►

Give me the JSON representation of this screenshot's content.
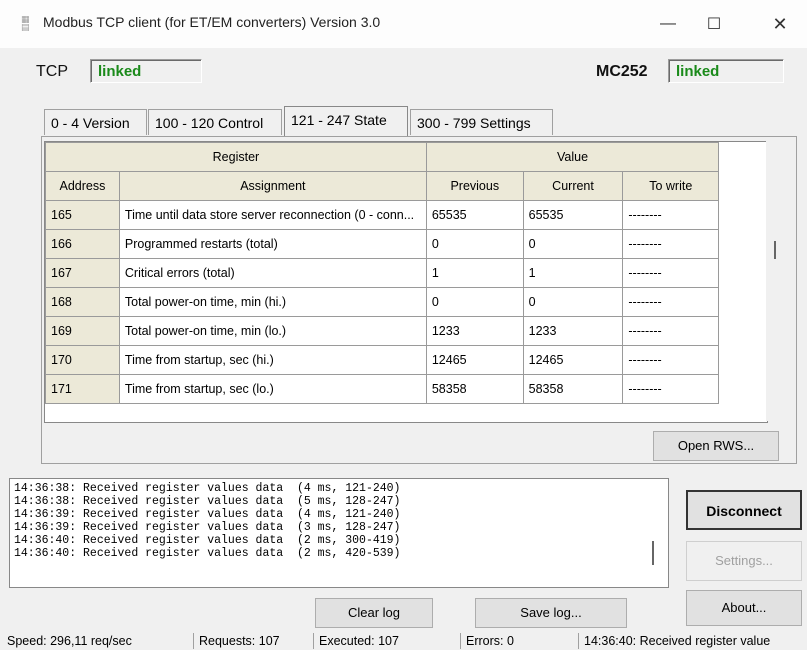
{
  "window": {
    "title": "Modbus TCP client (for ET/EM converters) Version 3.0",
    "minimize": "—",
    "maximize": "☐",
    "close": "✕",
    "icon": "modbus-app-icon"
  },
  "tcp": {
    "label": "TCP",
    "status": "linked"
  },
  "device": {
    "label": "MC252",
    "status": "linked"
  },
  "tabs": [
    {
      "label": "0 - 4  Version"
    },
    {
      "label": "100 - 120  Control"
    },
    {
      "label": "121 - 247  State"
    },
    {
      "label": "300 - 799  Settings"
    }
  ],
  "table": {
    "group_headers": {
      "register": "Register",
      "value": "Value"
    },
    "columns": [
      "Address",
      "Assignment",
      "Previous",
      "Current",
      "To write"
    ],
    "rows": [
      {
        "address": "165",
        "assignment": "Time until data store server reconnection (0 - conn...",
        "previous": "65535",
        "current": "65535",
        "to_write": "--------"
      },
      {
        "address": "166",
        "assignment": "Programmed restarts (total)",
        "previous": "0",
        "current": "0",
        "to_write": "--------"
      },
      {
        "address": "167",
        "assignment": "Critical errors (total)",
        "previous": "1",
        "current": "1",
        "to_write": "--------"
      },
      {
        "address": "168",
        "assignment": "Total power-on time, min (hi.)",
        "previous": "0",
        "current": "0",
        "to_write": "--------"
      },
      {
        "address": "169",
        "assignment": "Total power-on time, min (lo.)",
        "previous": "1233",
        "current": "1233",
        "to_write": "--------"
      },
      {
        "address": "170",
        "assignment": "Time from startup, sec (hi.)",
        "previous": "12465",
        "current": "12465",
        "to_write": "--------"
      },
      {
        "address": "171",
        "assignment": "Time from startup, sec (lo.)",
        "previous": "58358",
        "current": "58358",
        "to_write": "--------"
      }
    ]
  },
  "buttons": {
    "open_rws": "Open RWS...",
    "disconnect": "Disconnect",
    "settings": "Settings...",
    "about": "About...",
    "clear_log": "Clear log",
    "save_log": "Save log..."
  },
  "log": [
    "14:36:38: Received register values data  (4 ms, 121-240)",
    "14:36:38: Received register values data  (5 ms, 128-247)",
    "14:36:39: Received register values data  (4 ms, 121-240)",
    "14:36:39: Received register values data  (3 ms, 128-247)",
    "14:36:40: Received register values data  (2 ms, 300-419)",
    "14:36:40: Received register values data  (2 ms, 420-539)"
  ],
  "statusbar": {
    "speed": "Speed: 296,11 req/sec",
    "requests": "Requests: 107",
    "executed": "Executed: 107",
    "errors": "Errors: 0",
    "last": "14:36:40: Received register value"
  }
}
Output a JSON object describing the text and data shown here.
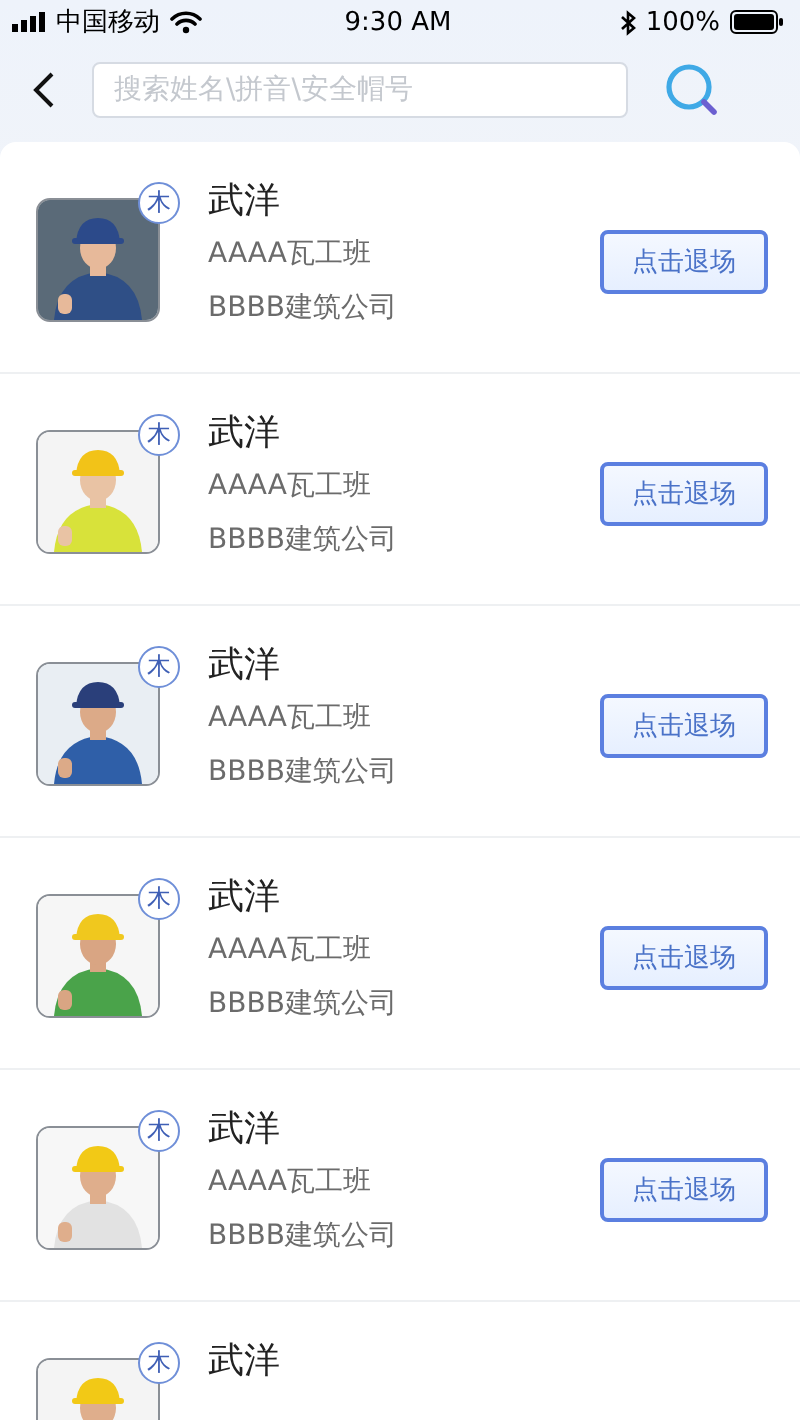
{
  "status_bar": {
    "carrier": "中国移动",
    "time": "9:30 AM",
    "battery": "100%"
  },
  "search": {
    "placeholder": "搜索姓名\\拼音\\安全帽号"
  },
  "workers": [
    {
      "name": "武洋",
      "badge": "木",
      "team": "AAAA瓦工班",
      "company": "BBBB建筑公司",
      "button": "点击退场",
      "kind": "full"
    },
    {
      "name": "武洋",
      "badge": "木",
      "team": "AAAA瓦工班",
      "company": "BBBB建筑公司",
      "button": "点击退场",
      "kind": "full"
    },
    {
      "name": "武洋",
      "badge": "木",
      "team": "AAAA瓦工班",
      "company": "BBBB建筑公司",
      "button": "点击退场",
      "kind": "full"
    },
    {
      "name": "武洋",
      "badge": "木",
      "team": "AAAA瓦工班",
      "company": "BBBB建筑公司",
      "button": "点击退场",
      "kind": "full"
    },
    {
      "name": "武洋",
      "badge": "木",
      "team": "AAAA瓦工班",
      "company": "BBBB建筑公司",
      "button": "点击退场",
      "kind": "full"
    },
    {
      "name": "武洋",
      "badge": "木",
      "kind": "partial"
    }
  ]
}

◄
►

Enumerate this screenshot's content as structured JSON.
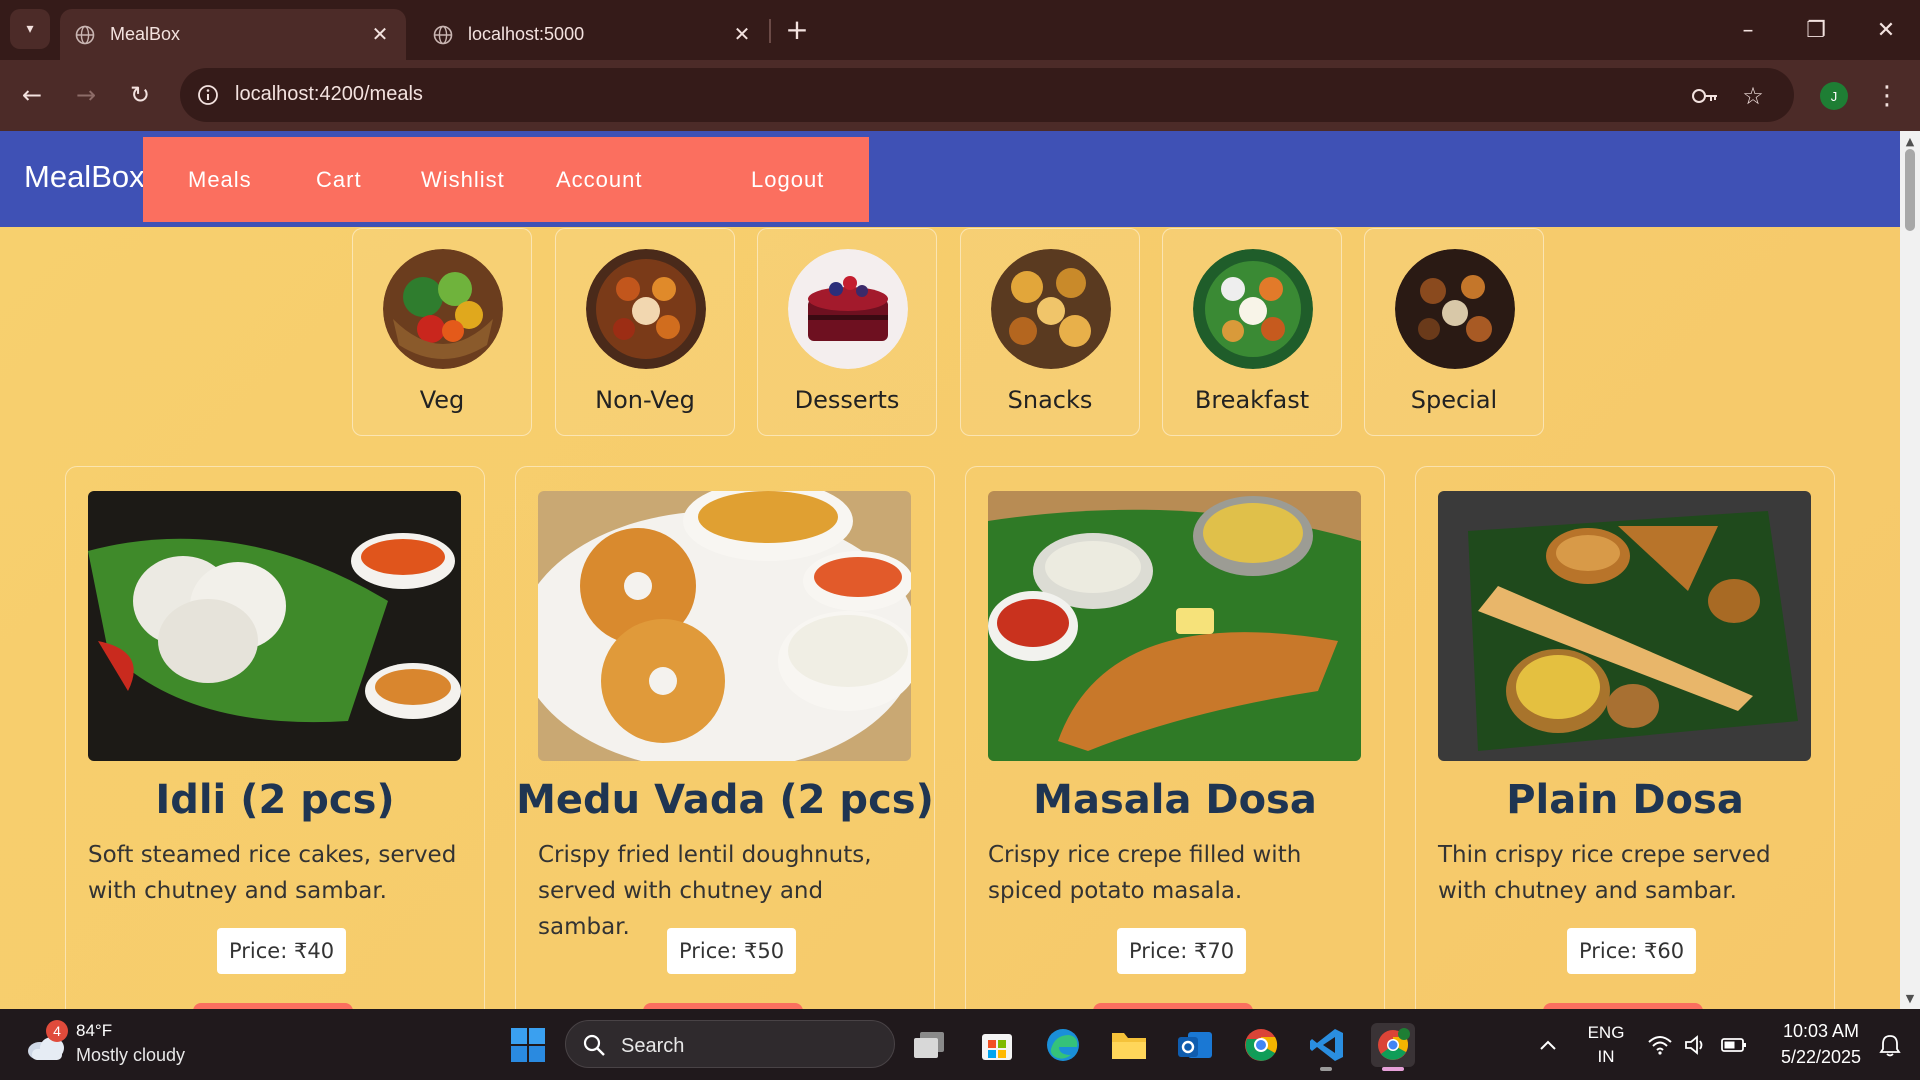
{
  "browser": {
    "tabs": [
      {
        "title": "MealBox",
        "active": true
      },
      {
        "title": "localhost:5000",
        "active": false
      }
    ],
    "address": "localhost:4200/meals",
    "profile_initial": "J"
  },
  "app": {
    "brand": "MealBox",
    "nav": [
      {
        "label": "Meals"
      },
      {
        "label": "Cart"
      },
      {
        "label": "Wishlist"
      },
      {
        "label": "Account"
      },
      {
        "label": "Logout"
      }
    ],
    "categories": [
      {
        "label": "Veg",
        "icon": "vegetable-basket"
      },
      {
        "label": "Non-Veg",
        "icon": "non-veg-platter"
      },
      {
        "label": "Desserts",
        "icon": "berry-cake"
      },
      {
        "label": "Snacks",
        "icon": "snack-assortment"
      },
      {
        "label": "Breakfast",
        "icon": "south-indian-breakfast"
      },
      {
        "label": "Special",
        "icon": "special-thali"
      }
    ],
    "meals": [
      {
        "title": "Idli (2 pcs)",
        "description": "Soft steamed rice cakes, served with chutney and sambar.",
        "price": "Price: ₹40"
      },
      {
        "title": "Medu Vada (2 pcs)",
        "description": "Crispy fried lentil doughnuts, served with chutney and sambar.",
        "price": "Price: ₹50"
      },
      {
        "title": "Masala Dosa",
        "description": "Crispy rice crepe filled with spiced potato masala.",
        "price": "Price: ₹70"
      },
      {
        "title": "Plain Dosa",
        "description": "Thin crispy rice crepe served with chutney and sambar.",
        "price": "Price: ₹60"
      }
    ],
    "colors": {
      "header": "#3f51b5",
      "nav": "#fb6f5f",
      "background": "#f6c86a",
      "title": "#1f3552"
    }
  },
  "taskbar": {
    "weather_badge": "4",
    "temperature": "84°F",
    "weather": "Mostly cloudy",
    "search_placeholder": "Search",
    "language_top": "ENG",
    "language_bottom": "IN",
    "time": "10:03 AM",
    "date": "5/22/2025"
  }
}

◄

SET EXERCISE
Take every line from the records above that has the word "power" and copy it.

RESULT
        "assignment": "Total power-on time, min (hi.)",
        "assignment": "Total power-on time, min (lo.)",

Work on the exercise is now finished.